### DATA LINES
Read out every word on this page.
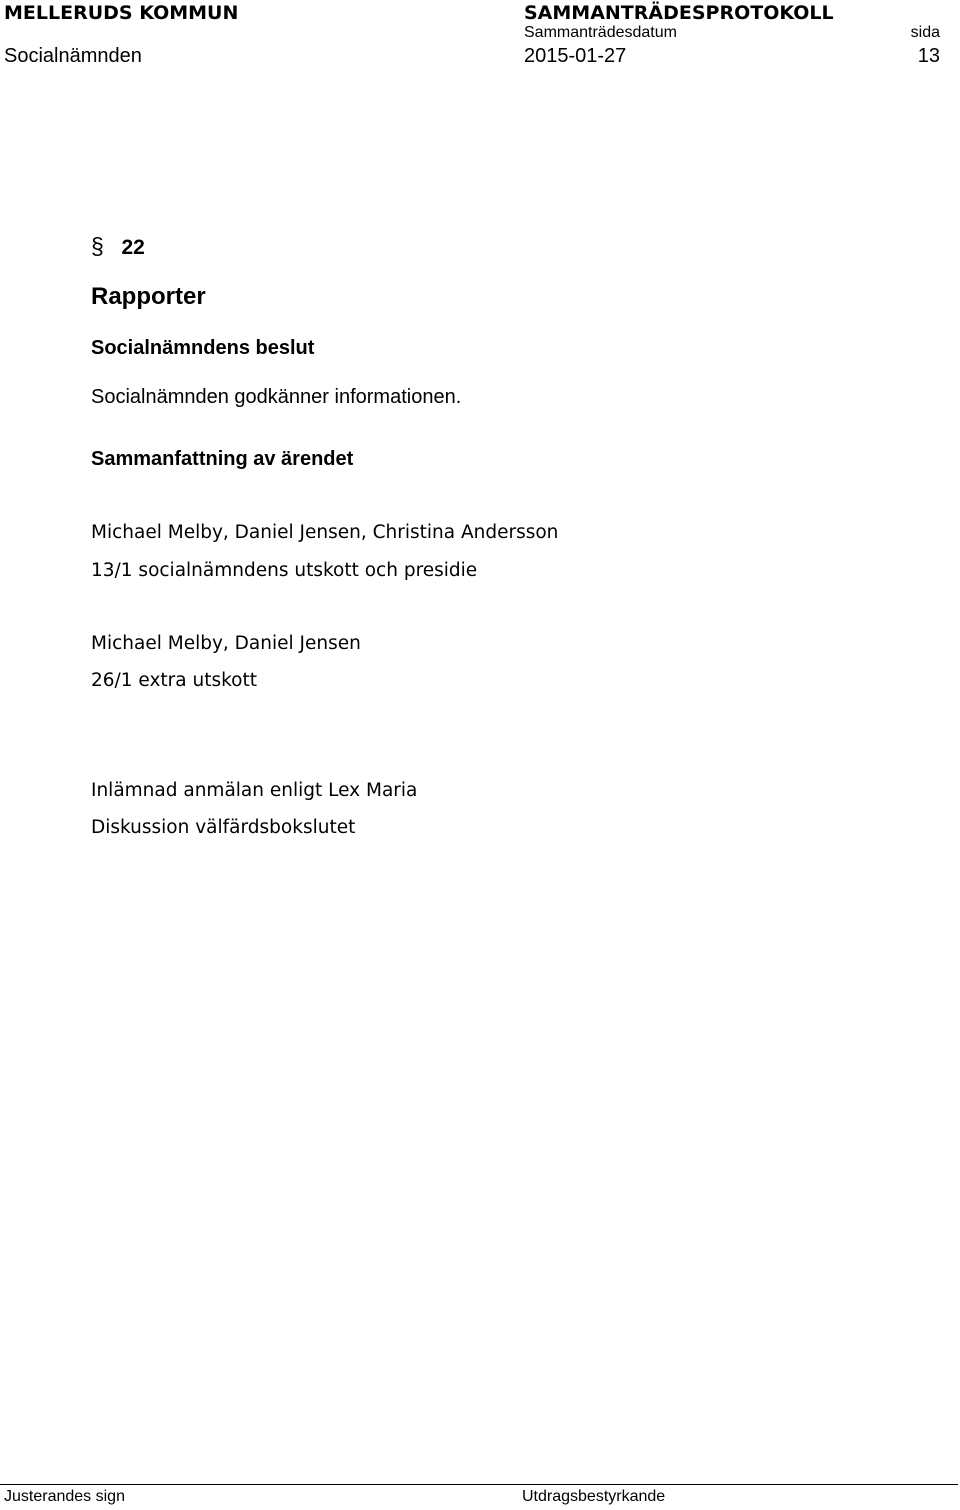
MELLERUDS KOMMUN
Socialnämnden
SAMMANTRÄDESPROTOKOLL
Sammanträdesdatum
2015-01-27
sida
13
§ 22
Rapporter
Socialnämndens beslut
Socialnämnden godkänner informationen.
Sammanfattning av ärendet
Michael Melby, Daniel Jensen, Christina Andersson
13/1 socialnämndens utskott och presidie
Michael Melby, Daniel Jensen
26/1 extra utskott
Inlämnad anmälan enligt Lex Maria
Diskussion välfärdsbokslutet
Justerandes sign	Utdragsbestyrkande
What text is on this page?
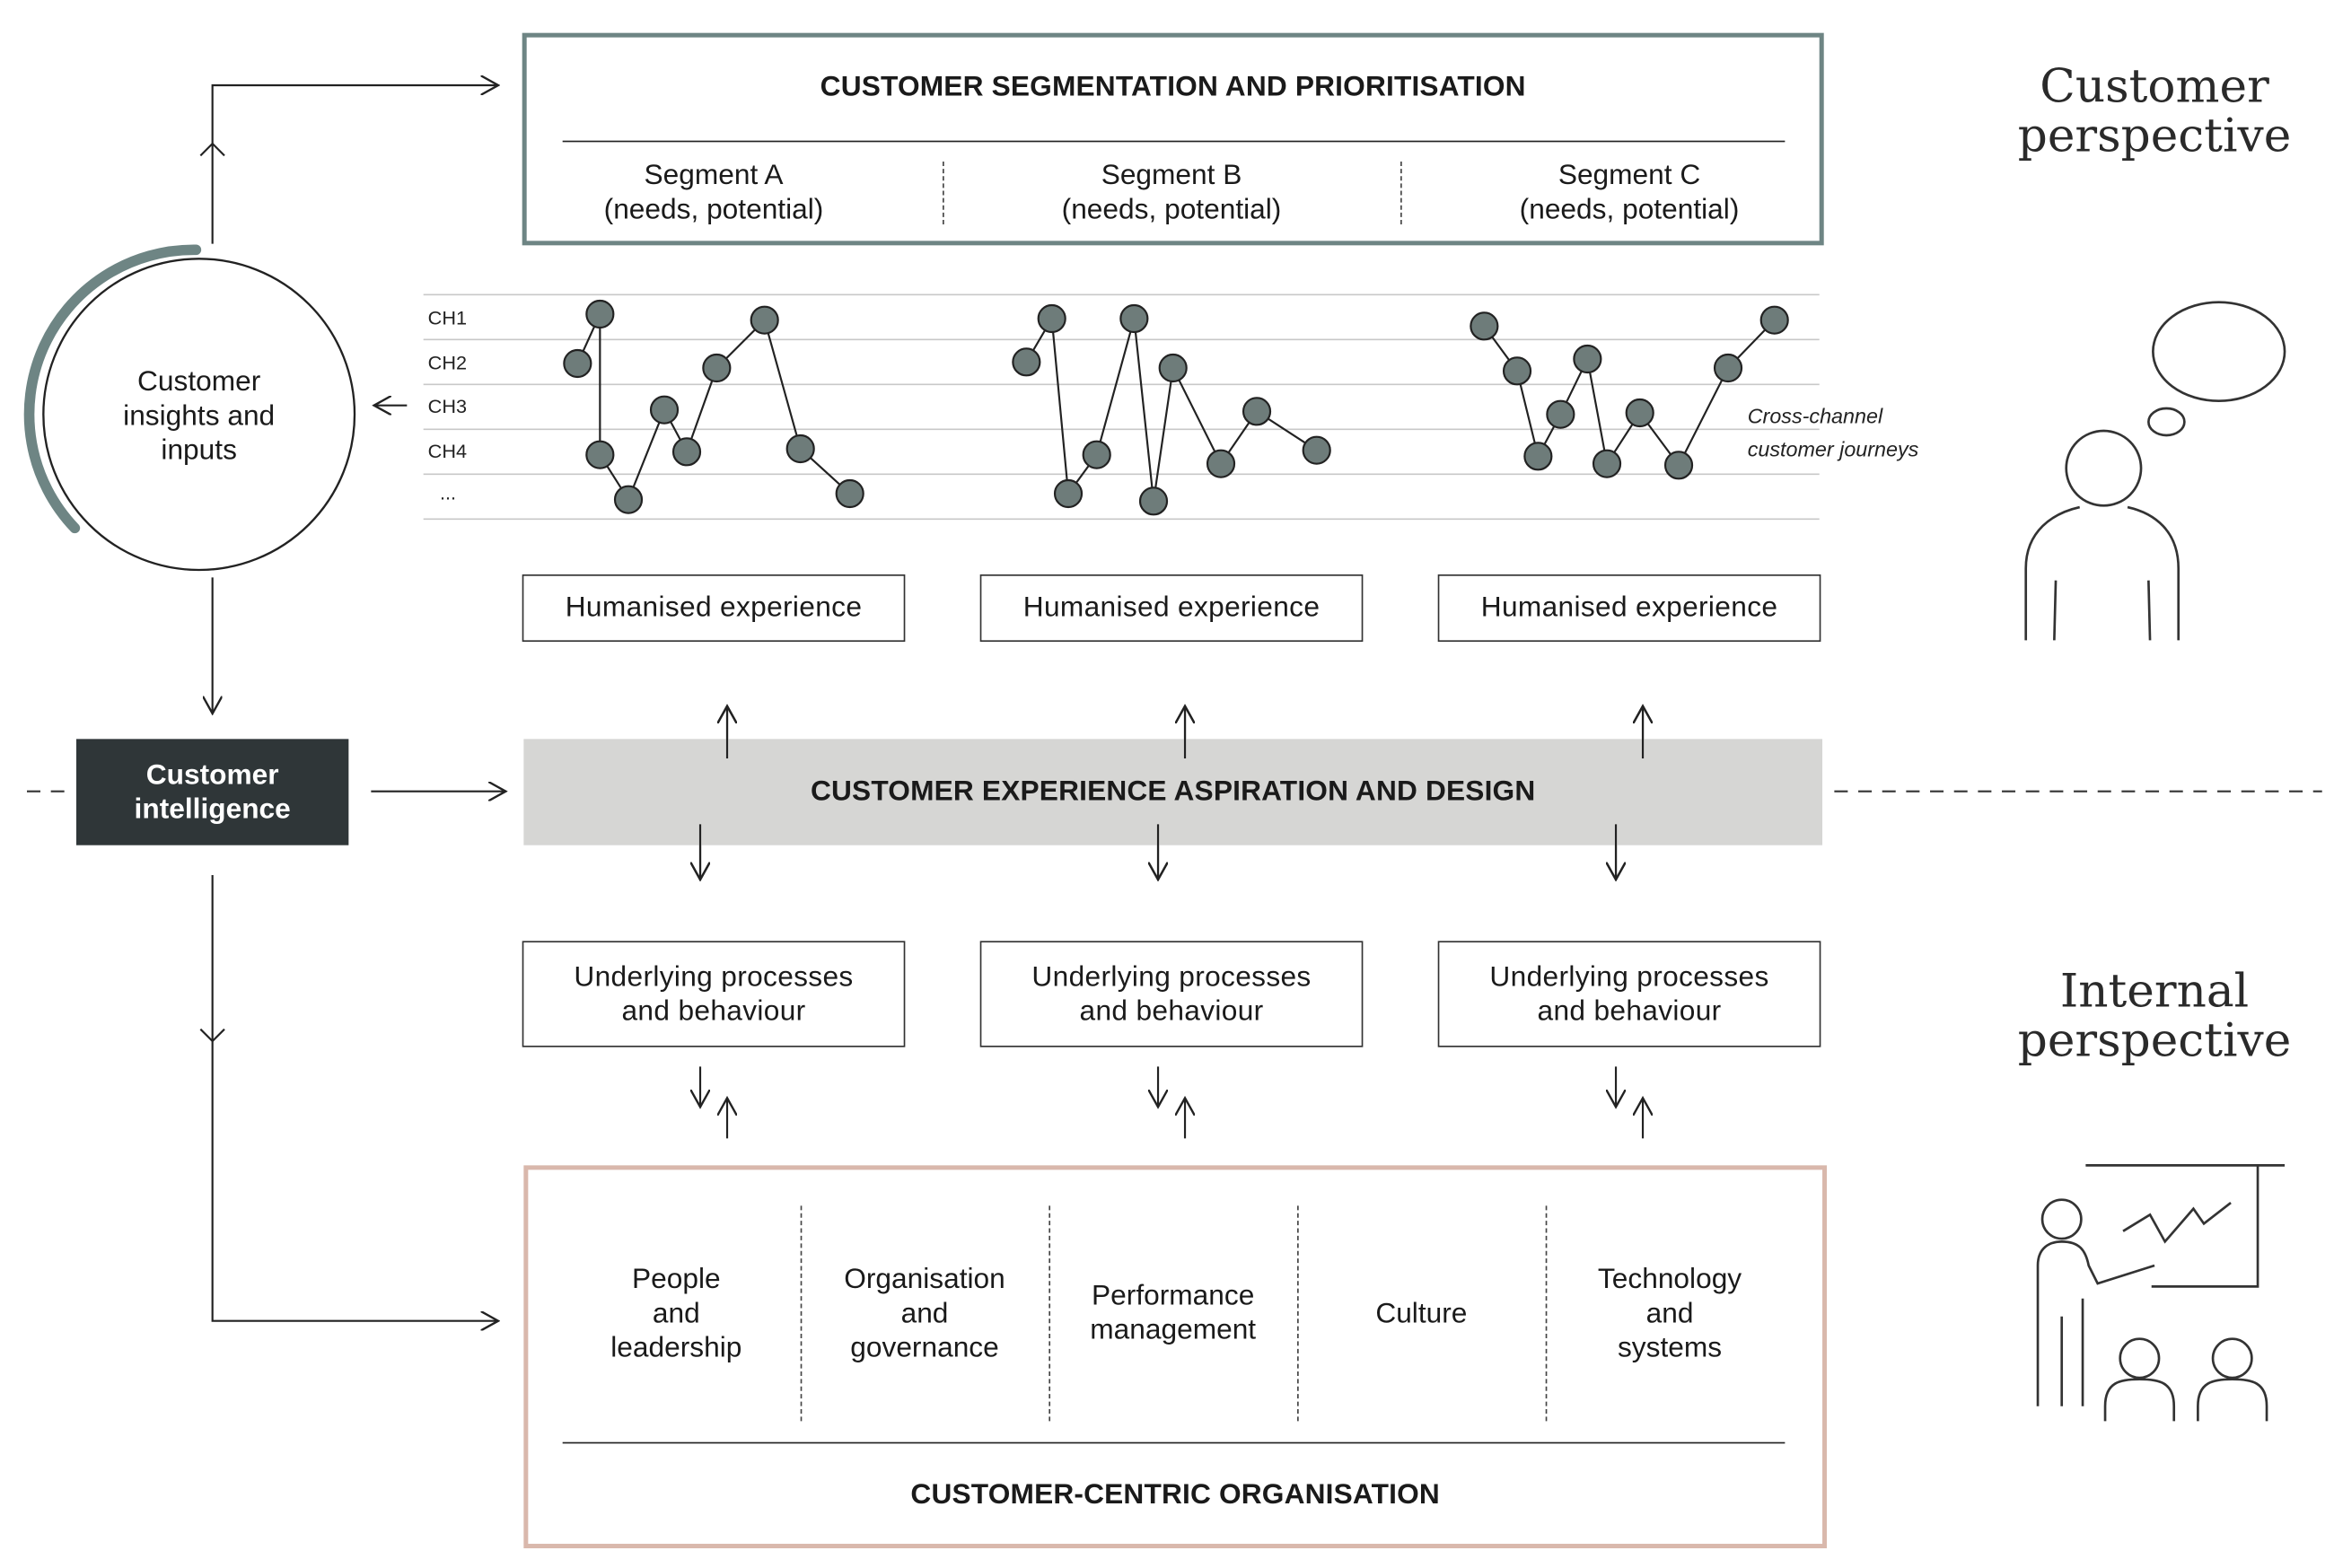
CUSTOMER SEGMENTATION AND PRIORITISATION
Segment A
(needs, potential)
Segment B
(needs, potential)
Segment C
(needs, potential)
CH1
CH2
CH3
CH4
...
Cross-channel
customer journeys
Humanised experience	Humanised experience	Humanised experience
CUSTOMER EXPERIENCE ASPIRATION AND DESIGN
Underlying processes
and behaviour
Underlying processes
and behaviour
Underlying processes
and behaviour
People
and
leadership
Organisation
and
governance
Performance
management
Culture
Technology
and
systems
CUSTOMER-CENTRIC ORGANISATION
Customer
insights and
inputs
Customer
intelligence
Customer
perspective
Internal
perspective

### EXERCISE REQUIREMENTS
Set down the lines of the records above exactly, apart from the pictures.

### THE OUTPUT
Read out every word on this page.
MELLERUDS KOMMUN
Socialnämnden
SAMMANTRÄDESPROTOKOLL
Sammanträdesdatum
2015-01-27
sida
13
§ 22
Rapporter
Socialnämndens beslut
Socialnämnden godkänner informationen.
Sammanfattning av ärendet
Michael Melby, Daniel Jensen, Christina Andersson
13/1 socialnämndens utskott och presidie
Michael Melby, Daniel Jensen
26/1 extra utskott
Inlämnad anmälan enligt Lex Maria
Diskussion välfärdsbokslutet
Justerandes sign	Utdragsbestyrkande
What text is on this page?
CUSTOMER SEGMENTATION AND PRIORITISATION
Segment A
(needs, potential)
Segment B
(needs, potential)
Segment C
(needs, potential)
CH1
CH2
CH3
CH4
...
Cross-channel
customer journeys
Humanised experience	Humanised experience	Humanised experience
CUSTOMER EXPERIENCE ASPIRATION AND DESIGN
Underlying processes
and behaviour
Underlying processes
and behaviour
Underlying processes
and behaviour
People
and
leadership
Organisation
and
governance
Performance
management
Culture
Technology
and
systems
CUSTOMER-CENTRIC ORGANISATION
Customer
insights and
inputs
Customer
intelligence
Customer
perspective
Internal
perspective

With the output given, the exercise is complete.